[DO THIS]: Repeat the whole listing exactly as written.

[TASK DATA]:
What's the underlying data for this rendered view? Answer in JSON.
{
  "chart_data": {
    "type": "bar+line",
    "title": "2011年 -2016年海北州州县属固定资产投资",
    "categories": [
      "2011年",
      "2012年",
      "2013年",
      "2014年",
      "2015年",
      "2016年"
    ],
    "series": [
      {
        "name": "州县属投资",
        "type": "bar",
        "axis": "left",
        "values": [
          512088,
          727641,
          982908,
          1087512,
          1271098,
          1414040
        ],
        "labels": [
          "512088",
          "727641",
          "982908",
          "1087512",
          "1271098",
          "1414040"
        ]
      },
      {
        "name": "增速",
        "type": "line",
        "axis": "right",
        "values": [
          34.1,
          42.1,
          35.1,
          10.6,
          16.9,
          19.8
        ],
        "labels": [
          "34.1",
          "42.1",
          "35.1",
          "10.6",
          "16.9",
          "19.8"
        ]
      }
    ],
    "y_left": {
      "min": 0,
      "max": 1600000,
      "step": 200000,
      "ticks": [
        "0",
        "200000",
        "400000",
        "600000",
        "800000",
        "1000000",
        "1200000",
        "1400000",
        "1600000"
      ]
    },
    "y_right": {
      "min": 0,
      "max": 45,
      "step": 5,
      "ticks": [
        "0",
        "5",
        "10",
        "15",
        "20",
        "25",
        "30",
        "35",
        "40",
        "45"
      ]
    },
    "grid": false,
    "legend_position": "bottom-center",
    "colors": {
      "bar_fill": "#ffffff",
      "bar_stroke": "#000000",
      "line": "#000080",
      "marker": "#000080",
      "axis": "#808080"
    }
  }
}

[EXERCISE ANSWER]:
What's the underlying data for this rendered view? Answer in JSON.
{
  "chart_data": {
    "type": "bar+line",
    "title": "2011年 -2016年海北州州县属固定资产投资",
    "categories": [
      "2011年",
      "2012年",
      "2013年",
      "2014年",
      "2015年",
      "2016年"
    ],
    "series": [
      {
        "name": "州县属投资",
        "type": "bar",
        "axis": "left",
        "values": [
          512088,
          727641,
          982908,
          1087512,
          1271098,
          1414040
        ],
        "labels": [
          "512088",
          "727641",
          "982908",
          "1087512",
          "1271098",
          "1414040"
        ]
      },
      {
        "name": "增速",
        "type": "line",
        "axis": "right",
        "values": [
          34.1,
          42.1,
          35.1,
          10.6,
          16.9,
          19.8
        ],
        "labels": [
          "34.1",
          "42.1",
          "35.1",
          "10.6",
          "16.9",
          "19.8"
        ]
      }
    ],
    "y_left": {
      "min": 0,
      "max": 1600000,
      "step": 200000,
      "ticks": [
        "0",
        "200000",
        "400000",
        "600000",
        "800000",
        "1000000",
        "1200000",
        "1400000",
        "1600000"
      ]
    },
    "y_right": {
      "min": 0,
      "max": 45,
      "step": 5,
      "ticks": [
        "0",
        "5",
        "10",
        "15",
        "20",
        "25",
        "30",
        "35",
        "40",
        "45"
      ]
    },
    "grid": false,
    "legend_position": "bottom-center",
    "colors": {
      "bar_fill": "#ffffff",
      "bar_stroke": "#000000",
      "line": "#000080",
      "marker": "#000080",
      "axis": "#808080"
    }
  }
}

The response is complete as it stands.